• _WHAT TO DO_:
Pick out every line that holds the string "Tour" and copy it.

[Stored records]
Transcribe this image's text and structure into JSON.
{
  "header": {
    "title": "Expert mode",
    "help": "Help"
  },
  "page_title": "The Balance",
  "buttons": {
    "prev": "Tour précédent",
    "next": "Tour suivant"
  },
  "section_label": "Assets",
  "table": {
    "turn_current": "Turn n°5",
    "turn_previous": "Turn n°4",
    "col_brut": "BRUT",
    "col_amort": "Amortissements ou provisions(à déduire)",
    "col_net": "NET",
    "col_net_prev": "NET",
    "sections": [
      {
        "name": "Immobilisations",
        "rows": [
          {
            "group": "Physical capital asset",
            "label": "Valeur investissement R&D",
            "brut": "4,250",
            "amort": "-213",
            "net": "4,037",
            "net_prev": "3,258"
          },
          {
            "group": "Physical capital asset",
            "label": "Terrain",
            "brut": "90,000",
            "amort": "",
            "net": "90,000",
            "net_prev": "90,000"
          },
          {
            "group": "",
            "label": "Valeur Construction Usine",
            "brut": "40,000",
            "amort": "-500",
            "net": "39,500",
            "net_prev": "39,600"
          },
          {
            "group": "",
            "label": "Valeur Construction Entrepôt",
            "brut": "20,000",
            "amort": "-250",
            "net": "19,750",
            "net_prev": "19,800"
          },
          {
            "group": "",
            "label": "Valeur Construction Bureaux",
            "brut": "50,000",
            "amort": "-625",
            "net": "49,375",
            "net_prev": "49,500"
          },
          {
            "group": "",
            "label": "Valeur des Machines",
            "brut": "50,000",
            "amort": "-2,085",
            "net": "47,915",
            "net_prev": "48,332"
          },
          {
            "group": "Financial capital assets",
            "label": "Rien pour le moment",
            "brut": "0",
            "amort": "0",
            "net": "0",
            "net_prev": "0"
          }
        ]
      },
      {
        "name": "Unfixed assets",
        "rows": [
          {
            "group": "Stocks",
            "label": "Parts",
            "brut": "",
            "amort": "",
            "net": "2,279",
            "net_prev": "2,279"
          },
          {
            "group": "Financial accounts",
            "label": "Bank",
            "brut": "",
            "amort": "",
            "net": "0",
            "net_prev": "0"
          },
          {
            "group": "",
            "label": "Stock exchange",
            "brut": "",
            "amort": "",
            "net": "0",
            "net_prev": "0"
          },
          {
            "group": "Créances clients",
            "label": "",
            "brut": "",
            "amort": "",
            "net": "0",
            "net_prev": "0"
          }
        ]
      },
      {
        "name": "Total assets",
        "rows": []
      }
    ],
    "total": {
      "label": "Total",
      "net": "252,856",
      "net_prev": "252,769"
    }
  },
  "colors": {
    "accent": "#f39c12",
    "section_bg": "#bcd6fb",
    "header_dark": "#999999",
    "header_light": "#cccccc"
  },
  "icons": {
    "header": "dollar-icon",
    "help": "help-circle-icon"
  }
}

• _RESPONSE_:
    "prev": "Tour précédent",
    "next": "Tour suivant"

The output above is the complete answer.